• **WORK TO DO**:
Print out each entry below exactly, please.

++++ EXERCISE MATERIAL ++++

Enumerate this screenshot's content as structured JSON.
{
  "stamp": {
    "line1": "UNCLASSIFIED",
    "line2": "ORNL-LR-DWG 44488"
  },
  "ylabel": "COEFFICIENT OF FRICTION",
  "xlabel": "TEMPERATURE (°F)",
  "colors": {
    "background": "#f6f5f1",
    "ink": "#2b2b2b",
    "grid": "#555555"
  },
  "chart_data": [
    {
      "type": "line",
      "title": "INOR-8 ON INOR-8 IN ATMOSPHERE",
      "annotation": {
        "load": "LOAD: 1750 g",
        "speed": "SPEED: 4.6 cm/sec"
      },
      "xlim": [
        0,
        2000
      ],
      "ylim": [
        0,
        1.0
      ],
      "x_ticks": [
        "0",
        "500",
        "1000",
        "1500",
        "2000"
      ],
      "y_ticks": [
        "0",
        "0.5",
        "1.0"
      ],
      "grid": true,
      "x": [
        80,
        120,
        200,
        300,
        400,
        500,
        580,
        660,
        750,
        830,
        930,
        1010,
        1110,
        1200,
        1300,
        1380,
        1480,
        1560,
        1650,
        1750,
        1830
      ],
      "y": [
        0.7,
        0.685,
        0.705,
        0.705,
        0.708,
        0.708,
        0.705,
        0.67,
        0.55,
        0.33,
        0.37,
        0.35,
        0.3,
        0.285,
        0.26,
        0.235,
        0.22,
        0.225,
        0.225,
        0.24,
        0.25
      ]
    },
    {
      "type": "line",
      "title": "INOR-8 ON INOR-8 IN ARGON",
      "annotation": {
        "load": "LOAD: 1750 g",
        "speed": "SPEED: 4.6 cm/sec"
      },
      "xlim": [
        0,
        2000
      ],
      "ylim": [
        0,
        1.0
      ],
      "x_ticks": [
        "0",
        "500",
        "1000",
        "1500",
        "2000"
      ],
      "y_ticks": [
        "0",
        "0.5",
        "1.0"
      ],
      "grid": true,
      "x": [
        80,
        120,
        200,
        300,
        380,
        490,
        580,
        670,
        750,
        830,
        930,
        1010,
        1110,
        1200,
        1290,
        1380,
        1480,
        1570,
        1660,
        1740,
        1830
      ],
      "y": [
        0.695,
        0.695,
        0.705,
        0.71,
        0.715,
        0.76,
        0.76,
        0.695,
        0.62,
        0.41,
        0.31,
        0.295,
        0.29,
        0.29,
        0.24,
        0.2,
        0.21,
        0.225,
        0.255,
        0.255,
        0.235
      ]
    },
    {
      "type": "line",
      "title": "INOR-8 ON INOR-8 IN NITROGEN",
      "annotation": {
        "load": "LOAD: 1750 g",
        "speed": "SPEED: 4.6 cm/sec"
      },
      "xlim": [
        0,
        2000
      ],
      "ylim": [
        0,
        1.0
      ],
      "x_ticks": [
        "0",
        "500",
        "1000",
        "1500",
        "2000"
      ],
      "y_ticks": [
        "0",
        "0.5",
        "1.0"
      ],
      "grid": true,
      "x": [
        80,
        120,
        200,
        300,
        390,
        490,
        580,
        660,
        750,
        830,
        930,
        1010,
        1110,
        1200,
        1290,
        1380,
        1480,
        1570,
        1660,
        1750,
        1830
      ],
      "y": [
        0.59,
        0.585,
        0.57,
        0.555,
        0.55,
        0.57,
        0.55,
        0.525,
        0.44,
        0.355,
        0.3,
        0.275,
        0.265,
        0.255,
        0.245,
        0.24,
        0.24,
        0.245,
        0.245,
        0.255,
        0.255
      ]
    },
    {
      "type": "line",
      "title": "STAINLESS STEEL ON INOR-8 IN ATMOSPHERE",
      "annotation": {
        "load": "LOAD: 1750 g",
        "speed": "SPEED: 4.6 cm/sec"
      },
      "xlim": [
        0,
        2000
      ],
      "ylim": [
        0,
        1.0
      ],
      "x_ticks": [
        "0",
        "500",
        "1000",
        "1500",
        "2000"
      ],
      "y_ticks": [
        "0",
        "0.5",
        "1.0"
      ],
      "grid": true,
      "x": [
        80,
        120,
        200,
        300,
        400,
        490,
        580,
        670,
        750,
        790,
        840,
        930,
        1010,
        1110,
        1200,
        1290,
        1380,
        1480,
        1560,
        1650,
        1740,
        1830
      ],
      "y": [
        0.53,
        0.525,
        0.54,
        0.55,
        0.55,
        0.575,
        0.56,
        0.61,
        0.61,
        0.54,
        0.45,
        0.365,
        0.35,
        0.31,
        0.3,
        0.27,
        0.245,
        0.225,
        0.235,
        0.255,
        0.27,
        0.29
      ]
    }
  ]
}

++++

• **COMPLETED EXERCISE**:
Enumerate this screenshot's content as structured JSON.
{
  "stamp": {
    "line1": "UNCLASSIFIED",
    "line2": "ORNL-LR-DWG 44488"
  },
  "ylabel": "COEFFICIENT OF FRICTION",
  "xlabel": "TEMPERATURE (°F)",
  "colors": {
    "background": "#f6f5f1",
    "ink": "#2b2b2b",
    "grid": "#555555"
  },
  "chart_data": [
    {
      "type": "line",
      "title": "INOR-8 ON INOR-8 IN ATMOSPHERE",
      "annotation": {
        "load": "LOAD: 1750 g",
        "speed": "SPEED: 4.6 cm/sec"
      },
      "xlim": [
        0,
        2000
      ],
      "ylim": [
        0,
        1.0
      ],
      "x_ticks": [
        "0",
        "500",
        "1000",
        "1500",
        "2000"
      ],
      "y_ticks": [
        "0",
        "0.5",
        "1.0"
      ],
      "grid": true,
      "x": [
        80,
        120,
        200,
        300,
        400,
        500,
        580,
        660,
        750,
        830,
        930,
        1010,
        1110,
        1200,
        1300,
        1380,
        1480,
        1560,
        1650,
        1750,
        1830
      ],
      "y": [
        0.7,
        0.685,
        0.705,
        0.705,
        0.708,
        0.708,
        0.705,
        0.67,
        0.55,
        0.33,
        0.37,
        0.35,
        0.3,
        0.285,
        0.26,
        0.235,
        0.22,
        0.225,
        0.225,
        0.24,
        0.25
      ]
    },
    {
      "type": "line",
      "title": "INOR-8 ON INOR-8 IN ARGON",
      "annotation": {
        "load": "LOAD: 1750 g",
        "speed": "SPEED: 4.6 cm/sec"
      },
      "xlim": [
        0,
        2000
      ],
      "ylim": [
        0,
        1.0
      ],
      "x_ticks": [
        "0",
        "500",
        "1000",
        "1500",
        "2000"
      ],
      "y_ticks": [
        "0",
        "0.5",
        "1.0"
      ],
      "grid": true,
      "x": [
        80,
        120,
        200,
        300,
        380,
        490,
        580,
        670,
        750,
        830,
        930,
        1010,
        1110,
        1200,
        1290,
        1380,
        1480,
        1570,
        1660,
        1740,
        1830
      ],
      "y": [
        0.695,
        0.695,
        0.705,
        0.71,
        0.715,
        0.76,
        0.76,
        0.695,
        0.62,
        0.41,
        0.31,
        0.295,
        0.29,
        0.29,
        0.24,
        0.2,
        0.21,
        0.225,
        0.255,
        0.255,
        0.235
      ]
    },
    {
      "type": "line",
      "title": "INOR-8 ON INOR-8 IN NITROGEN",
      "annotation": {
        "load": "LOAD: 1750 g",
        "speed": "SPEED: 4.6 cm/sec"
      },
      "xlim": [
        0,
        2000
      ],
      "ylim": [
        0,
        1.0
      ],
      "x_ticks": [
        "0",
        "500",
        "1000",
        "1500",
        "2000"
      ],
      "y_ticks": [
        "0",
        "0.5",
        "1.0"
      ],
      "grid": true,
      "x": [
        80,
        120,
        200,
        300,
        390,
        490,
        580,
        660,
        750,
        830,
        930,
        1010,
        1110,
        1200,
        1290,
        1380,
        1480,
        1570,
        1660,
        1750,
        1830
      ],
      "y": [
        0.59,
        0.585,
        0.57,
        0.555,
        0.55,
        0.57,
        0.55,
        0.525,
        0.44,
        0.355,
        0.3,
        0.275,
        0.265,
        0.255,
        0.245,
        0.24,
        0.24,
        0.245,
        0.245,
        0.255,
        0.255
      ]
    },
    {
      "type": "line",
      "title": "STAINLESS STEEL ON INOR-8 IN ATMOSPHERE",
      "annotation": {
        "load": "LOAD: 1750 g",
        "speed": "SPEED: 4.6 cm/sec"
      },
      "xlim": [
        0,
        2000
      ],
      "ylim": [
        0,
        1.0
      ],
      "x_ticks": [
        "0",
        "500",
        "1000",
        "1500",
        "2000"
      ],
      "y_ticks": [
        "0",
        "0.5",
        "1.0"
      ],
      "grid": true,
      "x": [
        80,
        120,
        200,
        300,
        400,
        490,
        580,
        670,
        750,
        790,
        840,
        930,
        1010,
        1110,
        1200,
        1290,
        1380,
        1480,
        1560,
        1650,
        1740,
        1830
      ],
      "y": [
        0.53,
        0.525,
        0.54,
        0.55,
        0.55,
        0.575,
        0.56,
        0.61,
        0.61,
        0.54,
        0.45,
        0.365,
        0.35,
        0.31,
        0.3,
        0.27,
        0.245,
        0.225,
        0.235,
        0.255,
        0.27,
        0.29
      ]
    }
  ]
}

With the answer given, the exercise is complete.